** begin DATA IN THIS EXERCISE **

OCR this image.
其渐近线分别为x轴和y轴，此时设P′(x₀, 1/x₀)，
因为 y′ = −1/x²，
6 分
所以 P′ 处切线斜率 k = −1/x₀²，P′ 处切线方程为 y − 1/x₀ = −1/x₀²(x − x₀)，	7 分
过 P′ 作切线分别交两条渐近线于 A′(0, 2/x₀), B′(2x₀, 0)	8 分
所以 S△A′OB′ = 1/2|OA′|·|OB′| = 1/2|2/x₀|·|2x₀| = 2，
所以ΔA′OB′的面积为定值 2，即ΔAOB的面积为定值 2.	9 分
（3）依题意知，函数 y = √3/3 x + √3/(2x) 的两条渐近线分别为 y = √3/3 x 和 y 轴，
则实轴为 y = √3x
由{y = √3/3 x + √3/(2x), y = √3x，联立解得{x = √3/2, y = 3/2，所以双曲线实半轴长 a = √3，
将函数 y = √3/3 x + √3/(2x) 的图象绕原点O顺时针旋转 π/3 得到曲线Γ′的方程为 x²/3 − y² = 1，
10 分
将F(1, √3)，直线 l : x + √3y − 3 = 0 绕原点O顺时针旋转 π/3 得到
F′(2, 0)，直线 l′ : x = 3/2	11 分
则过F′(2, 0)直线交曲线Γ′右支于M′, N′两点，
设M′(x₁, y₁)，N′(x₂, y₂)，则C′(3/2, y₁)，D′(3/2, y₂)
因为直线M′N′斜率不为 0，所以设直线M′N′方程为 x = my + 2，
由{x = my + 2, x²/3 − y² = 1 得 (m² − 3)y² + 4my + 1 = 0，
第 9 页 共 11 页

** end DATA IN THIS EXERCISE **
** begin DATA IN THIS EXERCISE **

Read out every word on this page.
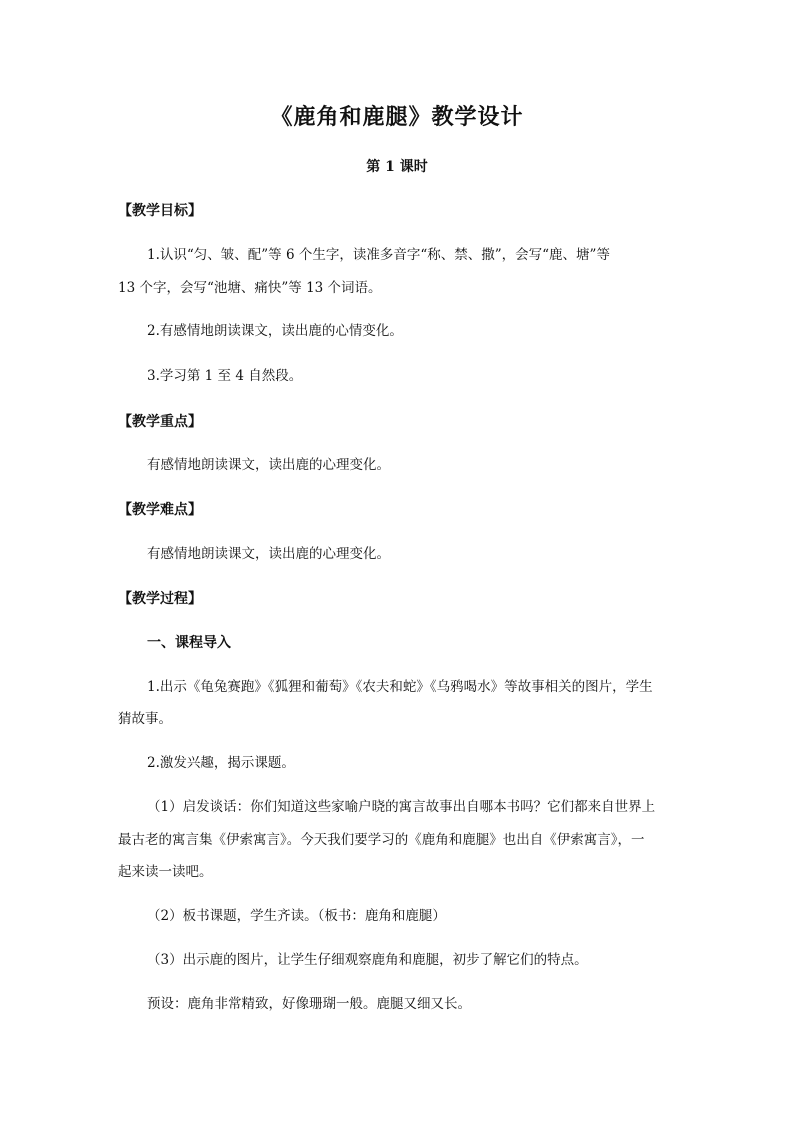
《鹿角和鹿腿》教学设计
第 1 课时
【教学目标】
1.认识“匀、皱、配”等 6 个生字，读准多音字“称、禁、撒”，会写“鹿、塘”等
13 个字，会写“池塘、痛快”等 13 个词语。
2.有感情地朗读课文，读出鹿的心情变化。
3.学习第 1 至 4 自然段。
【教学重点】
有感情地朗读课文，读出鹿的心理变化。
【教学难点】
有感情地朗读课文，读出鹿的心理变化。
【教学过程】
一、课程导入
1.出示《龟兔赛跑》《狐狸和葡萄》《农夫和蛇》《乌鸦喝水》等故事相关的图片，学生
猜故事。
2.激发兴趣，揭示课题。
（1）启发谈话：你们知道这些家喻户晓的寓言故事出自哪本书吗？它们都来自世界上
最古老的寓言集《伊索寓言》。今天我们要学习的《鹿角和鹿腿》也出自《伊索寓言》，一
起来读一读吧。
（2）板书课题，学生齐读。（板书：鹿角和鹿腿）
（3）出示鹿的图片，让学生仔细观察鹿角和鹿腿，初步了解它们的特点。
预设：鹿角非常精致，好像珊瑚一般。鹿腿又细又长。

** end DATA IN THIS EXERCISE **
** begin DATA IN THIS EXERCISE **

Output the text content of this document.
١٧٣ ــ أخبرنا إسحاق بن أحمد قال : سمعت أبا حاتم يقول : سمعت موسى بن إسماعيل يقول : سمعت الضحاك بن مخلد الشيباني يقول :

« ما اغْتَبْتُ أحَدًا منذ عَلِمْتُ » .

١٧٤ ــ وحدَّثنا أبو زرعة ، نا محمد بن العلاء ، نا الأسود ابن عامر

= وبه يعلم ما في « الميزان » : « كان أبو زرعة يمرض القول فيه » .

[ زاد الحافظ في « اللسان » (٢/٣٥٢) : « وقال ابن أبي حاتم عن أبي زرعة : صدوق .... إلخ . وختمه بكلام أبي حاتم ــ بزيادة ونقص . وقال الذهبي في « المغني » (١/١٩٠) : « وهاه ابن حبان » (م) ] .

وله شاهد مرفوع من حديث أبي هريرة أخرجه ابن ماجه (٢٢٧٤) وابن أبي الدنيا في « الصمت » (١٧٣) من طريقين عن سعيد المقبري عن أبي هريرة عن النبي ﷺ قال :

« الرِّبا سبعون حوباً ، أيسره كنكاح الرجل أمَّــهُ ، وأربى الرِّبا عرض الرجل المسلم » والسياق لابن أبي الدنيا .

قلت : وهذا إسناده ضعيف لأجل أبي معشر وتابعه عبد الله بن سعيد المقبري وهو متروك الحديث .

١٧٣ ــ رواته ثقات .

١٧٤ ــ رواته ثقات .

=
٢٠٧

** end DATA IN THIS EXERCISE **

__PROBLEM DETAILS__. Find each line that has the word "زرعة", then copy it out.

__REPLY TO THE EXERCISE__.
١٧٤ ــ وحدَّثنا أبو زرعة ، نا محمد بن العلاء ، نا الأسود ابن عامر
= وبه يعلم ما في « الميزان » : « كان أبو زرعة يمرض القول فيه » .
[ زاد الحافظ في « اللسان » (٢/٣٥٢) : « وقال ابن أبي حاتم عن أبي زرعة : صدوق .... إلخ . وختمه بكلام أبي حاتم ــ بزيادة ونقص . وقال الذهبي في « المغني » (١/١٩٠) : « وهاه ابن حبان » (م) ] .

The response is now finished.